Check every line of the material below for "text". Give the number of lines that have it, and only that.
-------- Records to use
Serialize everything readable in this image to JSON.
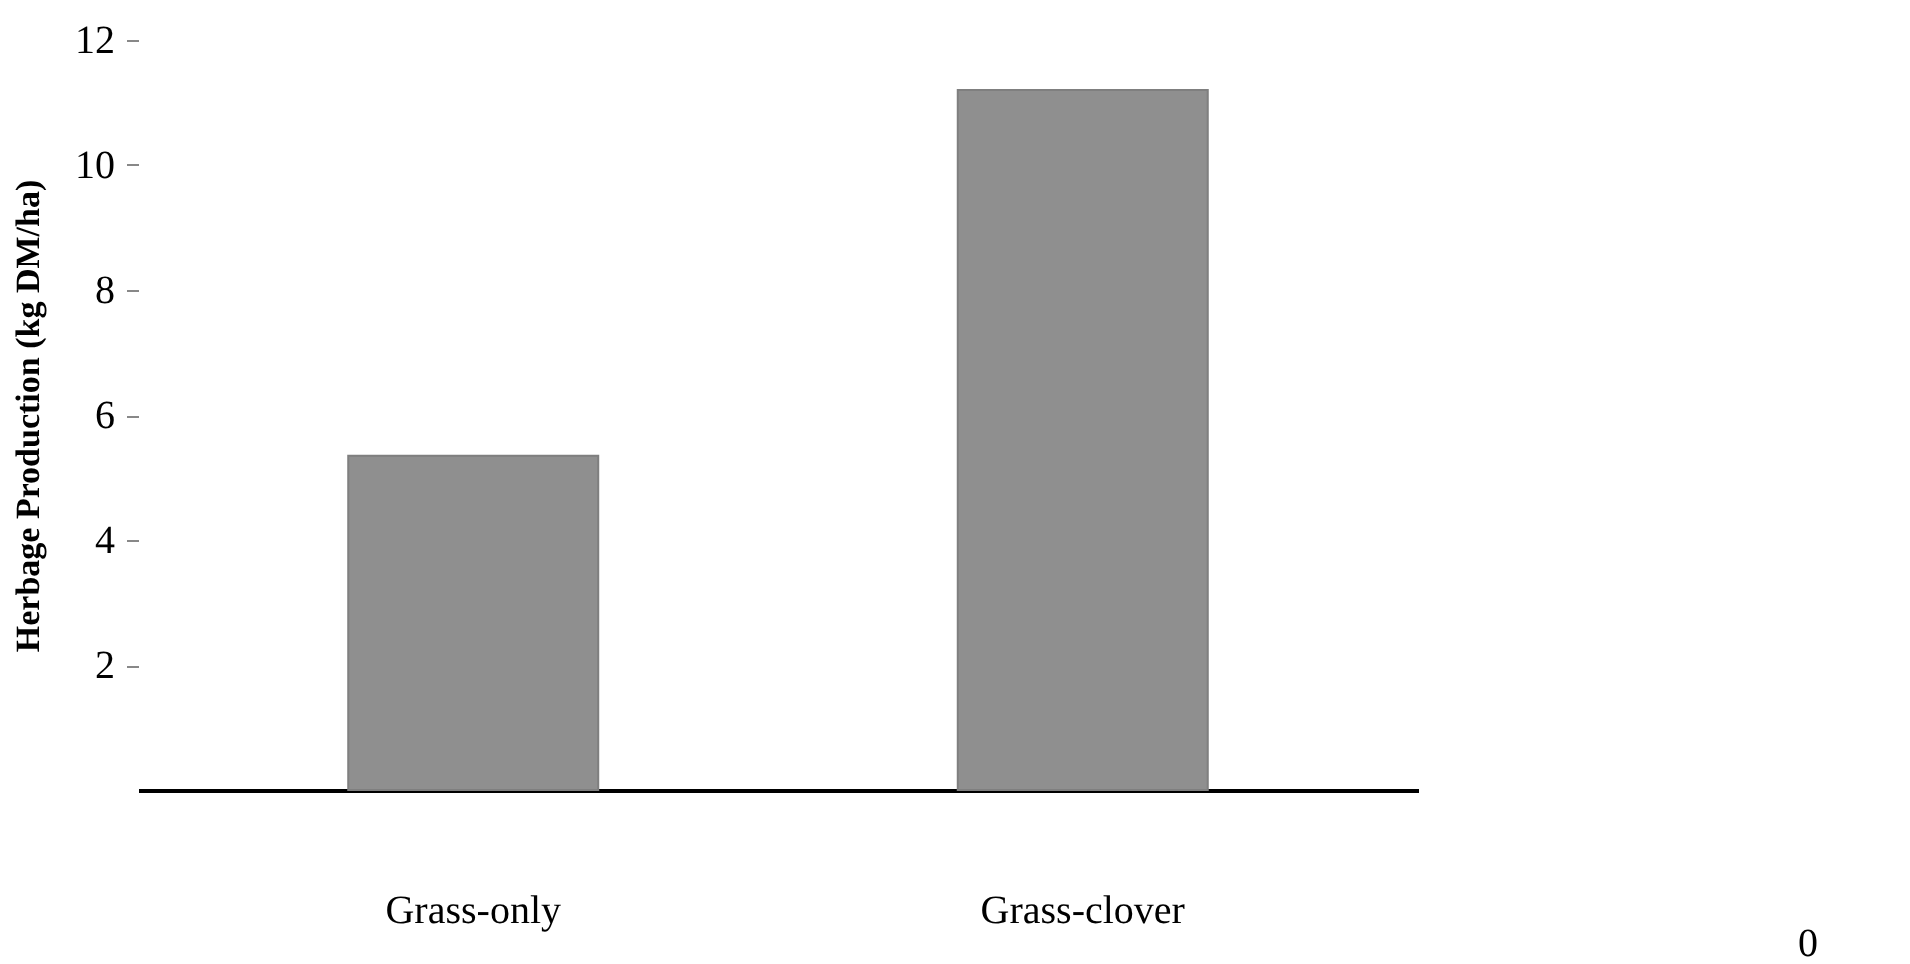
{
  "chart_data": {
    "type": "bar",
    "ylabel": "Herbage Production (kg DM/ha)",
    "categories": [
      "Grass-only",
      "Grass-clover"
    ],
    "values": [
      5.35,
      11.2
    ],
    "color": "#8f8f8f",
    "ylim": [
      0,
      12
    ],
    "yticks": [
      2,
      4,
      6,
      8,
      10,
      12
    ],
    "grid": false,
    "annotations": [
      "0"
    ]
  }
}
----------------
-------- Records to use
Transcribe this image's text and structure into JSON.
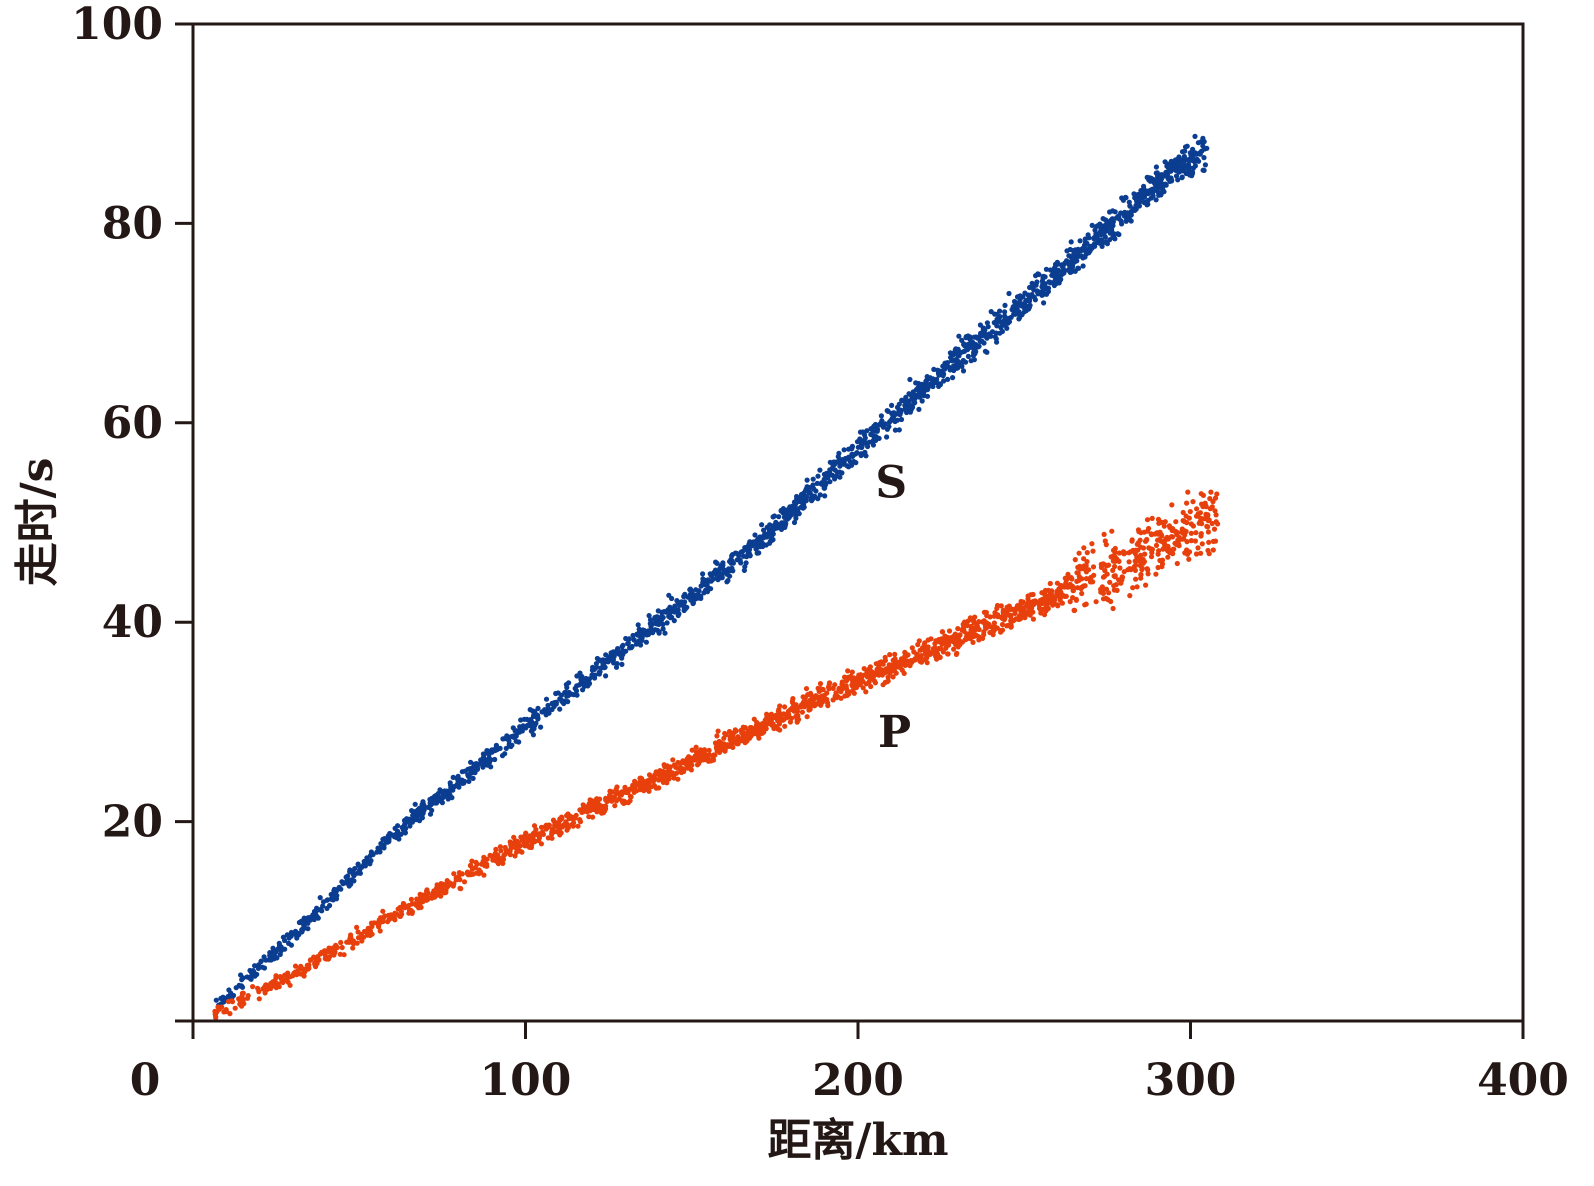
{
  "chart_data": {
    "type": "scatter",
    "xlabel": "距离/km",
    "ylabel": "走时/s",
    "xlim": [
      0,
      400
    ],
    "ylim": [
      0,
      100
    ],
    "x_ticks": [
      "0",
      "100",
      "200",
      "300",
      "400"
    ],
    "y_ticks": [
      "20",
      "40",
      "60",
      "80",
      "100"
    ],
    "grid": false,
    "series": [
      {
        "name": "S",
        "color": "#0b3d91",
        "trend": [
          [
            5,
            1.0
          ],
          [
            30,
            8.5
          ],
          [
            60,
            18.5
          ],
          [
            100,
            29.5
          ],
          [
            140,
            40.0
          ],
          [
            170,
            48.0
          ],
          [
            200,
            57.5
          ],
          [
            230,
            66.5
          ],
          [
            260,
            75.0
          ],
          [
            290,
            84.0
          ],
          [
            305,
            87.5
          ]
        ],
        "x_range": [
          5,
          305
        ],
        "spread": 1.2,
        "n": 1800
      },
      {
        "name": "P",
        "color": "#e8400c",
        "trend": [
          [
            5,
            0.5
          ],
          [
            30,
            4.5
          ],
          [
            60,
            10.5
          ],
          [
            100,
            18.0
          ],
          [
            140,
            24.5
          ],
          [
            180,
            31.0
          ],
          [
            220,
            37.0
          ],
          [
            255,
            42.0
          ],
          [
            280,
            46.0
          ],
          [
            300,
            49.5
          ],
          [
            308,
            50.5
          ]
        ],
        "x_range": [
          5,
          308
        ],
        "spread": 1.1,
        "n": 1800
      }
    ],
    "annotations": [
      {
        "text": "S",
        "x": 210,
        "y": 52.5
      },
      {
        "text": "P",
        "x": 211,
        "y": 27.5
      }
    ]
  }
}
----------------
**Response to this exercise**
3